What the task asks: Each record below must be returned exactly as shown.

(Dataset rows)
* BEGIN *

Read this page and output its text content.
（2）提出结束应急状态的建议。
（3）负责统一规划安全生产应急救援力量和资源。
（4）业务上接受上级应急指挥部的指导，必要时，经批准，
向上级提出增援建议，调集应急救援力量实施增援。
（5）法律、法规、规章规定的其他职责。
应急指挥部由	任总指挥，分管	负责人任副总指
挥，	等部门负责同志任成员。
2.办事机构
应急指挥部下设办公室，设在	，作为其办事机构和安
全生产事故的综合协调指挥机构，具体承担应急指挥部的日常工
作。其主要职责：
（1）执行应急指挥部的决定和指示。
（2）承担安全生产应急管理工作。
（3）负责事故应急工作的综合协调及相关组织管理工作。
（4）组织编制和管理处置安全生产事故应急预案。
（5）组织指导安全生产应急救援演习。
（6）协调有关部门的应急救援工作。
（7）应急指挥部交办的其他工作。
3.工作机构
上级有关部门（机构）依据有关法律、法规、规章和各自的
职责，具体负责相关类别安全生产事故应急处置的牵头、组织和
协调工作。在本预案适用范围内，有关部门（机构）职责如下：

* END *

Solution to this task:
Read this page and output its text content.
（2）提出结束应急状态的建议。
（3）负责统一规划安全生产应急救援力量和资源。
（4）业务上接受上级应急指挥部的指导，必要时，经批准，
向上级提出增援建议，调集应急救援力量实施增援。
（5）法律、法规、规章规定的其他职责。
应急指挥部由	任总指挥，分管	负责人任副总指
挥，	等部门负责同志任成员。
2.办事机构
应急指挥部下设办公室，设在	，作为其办事机构和安
全生产事故的综合协调指挥机构，具体承担应急指挥部的日常工
作。其主要职责：
（1）执行应急指挥部的决定和指示。
（2）承担安全生产应急管理工作。
（3）负责事故应急工作的综合协调及相关组织管理工作。
（4）组织编制和管理处置安全生产事故应急预案。
（5）组织指导安全生产应急救援演习。
（6）协调有关部门的应急救援工作。
（7）应急指挥部交办的其他工作。
3.工作机构
上级有关部门（机构）依据有关法律、法规、规章和各自的
职责，具体负责相关类别安全生产事故应急处置的牵头、组织和
协调工作。在本预案适用范围内，有关部门（机构）职责如下：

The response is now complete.